(Entries with figure data)
········
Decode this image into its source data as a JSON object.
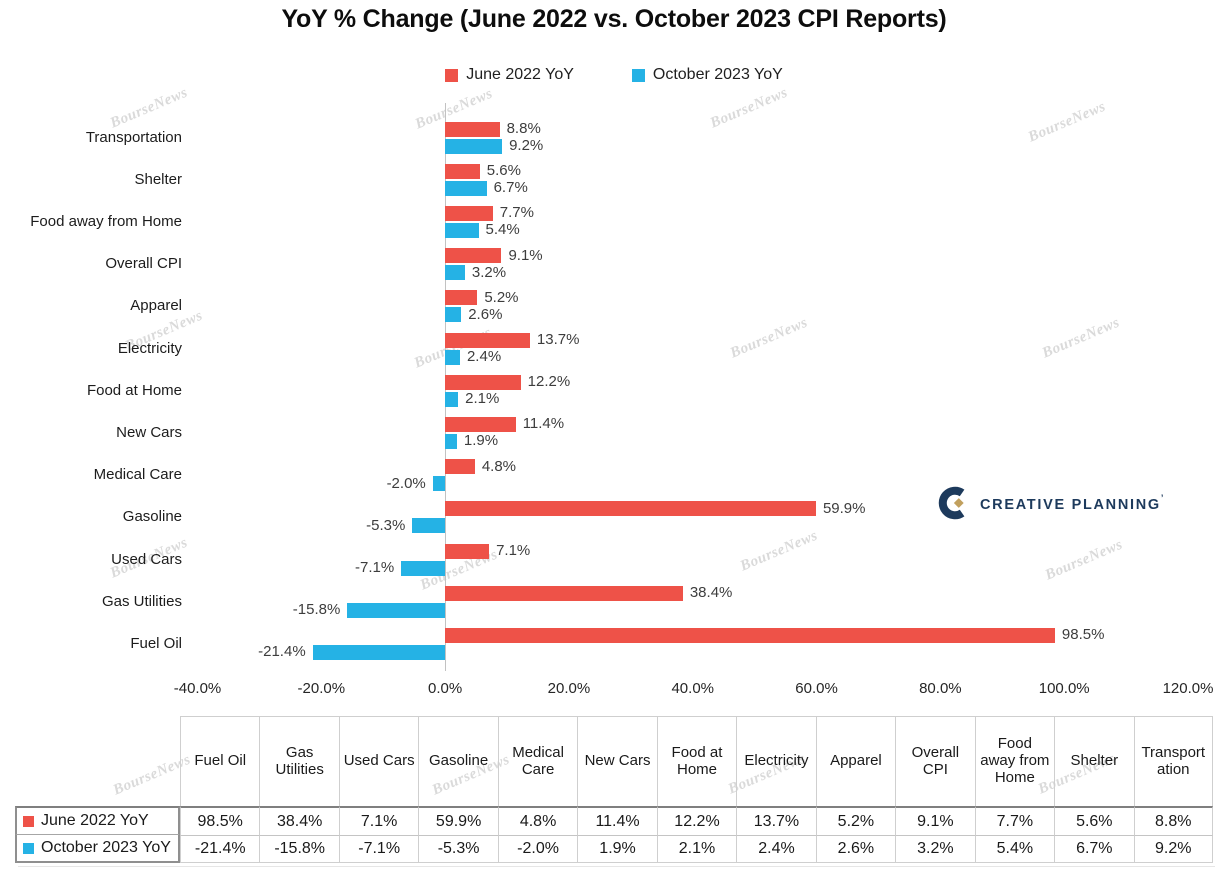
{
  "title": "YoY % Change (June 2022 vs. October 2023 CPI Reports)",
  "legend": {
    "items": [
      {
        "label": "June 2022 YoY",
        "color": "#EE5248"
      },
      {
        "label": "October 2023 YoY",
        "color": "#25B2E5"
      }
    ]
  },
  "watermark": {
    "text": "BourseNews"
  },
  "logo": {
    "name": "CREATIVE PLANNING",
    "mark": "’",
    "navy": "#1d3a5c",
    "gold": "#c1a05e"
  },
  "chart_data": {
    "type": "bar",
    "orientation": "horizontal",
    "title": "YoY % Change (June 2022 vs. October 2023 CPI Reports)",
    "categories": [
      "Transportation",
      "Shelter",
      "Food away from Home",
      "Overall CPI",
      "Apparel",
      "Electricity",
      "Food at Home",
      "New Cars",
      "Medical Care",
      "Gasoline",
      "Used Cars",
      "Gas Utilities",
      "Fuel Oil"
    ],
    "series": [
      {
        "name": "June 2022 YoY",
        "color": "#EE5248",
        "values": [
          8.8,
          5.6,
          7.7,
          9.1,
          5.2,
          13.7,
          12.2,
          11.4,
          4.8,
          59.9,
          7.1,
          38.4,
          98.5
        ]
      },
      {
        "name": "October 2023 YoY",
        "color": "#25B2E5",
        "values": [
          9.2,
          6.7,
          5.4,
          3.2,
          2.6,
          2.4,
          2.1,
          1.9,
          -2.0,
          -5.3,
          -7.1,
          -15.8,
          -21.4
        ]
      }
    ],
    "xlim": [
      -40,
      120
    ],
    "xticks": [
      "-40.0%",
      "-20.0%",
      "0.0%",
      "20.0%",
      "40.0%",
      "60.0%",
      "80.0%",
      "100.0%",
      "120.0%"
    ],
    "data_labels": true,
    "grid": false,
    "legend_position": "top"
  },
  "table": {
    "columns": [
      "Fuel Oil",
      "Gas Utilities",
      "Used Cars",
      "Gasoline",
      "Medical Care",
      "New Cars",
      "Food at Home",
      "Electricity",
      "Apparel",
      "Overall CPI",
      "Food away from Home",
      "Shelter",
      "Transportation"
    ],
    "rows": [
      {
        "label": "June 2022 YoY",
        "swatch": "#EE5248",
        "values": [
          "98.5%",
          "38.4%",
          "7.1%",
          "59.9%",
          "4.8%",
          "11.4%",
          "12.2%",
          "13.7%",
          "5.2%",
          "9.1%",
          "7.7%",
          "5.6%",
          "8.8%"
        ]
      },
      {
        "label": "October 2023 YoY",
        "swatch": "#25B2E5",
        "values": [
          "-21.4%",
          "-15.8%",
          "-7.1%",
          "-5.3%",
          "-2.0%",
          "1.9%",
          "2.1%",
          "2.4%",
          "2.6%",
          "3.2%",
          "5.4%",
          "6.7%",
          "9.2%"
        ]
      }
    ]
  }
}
········
> **Goal of the exercise**
Print the listing above in full, exactly as written. Omit any pictures.

> **Solution below**
Decode this image into its source data as a JSON object.
{
  "title": "YoY % Change (June 2022 vs. October 2023 CPI Reports)",
  "legend": {
    "items": [
      {
        "label": "June 2022 YoY",
        "color": "#EE5248"
      },
      {
        "label": "October 2023 YoY",
        "color": "#25B2E5"
      }
    ]
  },
  "watermark": {
    "text": "BourseNews"
  },
  "logo": {
    "name": "CREATIVE PLANNING",
    "mark": "’",
    "navy": "#1d3a5c",
    "gold": "#c1a05e"
  },
  "chart_data": {
    "type": "bar",
    "orientation": "horizontal",
    "title": "YoY % Change (June 2022 vs. October 2023 CPI Reports)",
    "categories": [
      "Transportation",
      "Shelter",
      "Food away from Home",
      "Overall CPI",
      "Apparel",
      "Electricity",
      "Food at Home",
      "New Cars",
      "Medical Care",
      "Gasoline",
      "Used Cars",
      "Gas Utilities",
      "Fuel Oil"
    ],
    "series": [
      {
        "name": "June 2022 YoY",
        "color": "#EE5248",
        "values": [
          8.8,
          5.6,
          7.7,
          9.1,
          5.2,
          13.7,
          12.2,
          11.4,
          4.8,
          59.9,
          7.1,
          38.4,
          98.5
        ]
      },
      {
        "name": "October 2023 YoY",
        "color": "#25B2E5",
        "values": [
          9.2,
          6.7,
          5.4,
          3.2,
          2.6,
          2.4,
          2.1,
          1.9,
          -2.0,
          -5.3,
          -7.1,
          -15.8,
          -21.4
        ]
      }
    ],
    "xlim": [
      -40,
      120
    ],
    "xticks": [
      "-40.0%",
      "-20.0%",
      "0.0%",
      "20.0%",
      "40.0%",
      "60.0%",
      "80.0%",
      "100.0%",
      "120.0%"
    ],
    "data_labels": true,
    "grid": false,
    "legend_position": "top"
  },
  "table": {
    "columns": [
      "Fuel Oil",
      "Gas Utilities",
      "Used Cars",
      "Gasoline",
      "Medical Care",
      "New Cars",
      "Food at Home",
      "Electricity",
      "Apparel",
      "Overall CPI",
      "Food away from Home",
      "Shelter",
      "Transportation"
    ],
    "rows": [
      {
        "label": "June 2022 YoY",
        "swatch": "#EE5248",
        "values": [
          "98.5%",
          "38.4%",
          "7.1%",
          "59.9%",
          "4.8%",
          "11.4%",
          "12.2%",
          "13.7%",
          "5.2%",
          "9.1%",
          "7.7%",
          "5.6%",
          "8.8%"
        ]
      },
      {
        "label": "October 2023 YoY",
        "swatch": "#25B2E5",
        "values": [
          "-21.4%",
          "-15.8%",
          "-7.1%",
          "-5.3%",
          "-2.0%",
          "1.9%",
          "2.1%",
          "2.4%",
          "2.6%",
          "3.2%",
          "5.4%",
          "6.7%",
          "9.2%"
        ]
      }
    ]
  }
}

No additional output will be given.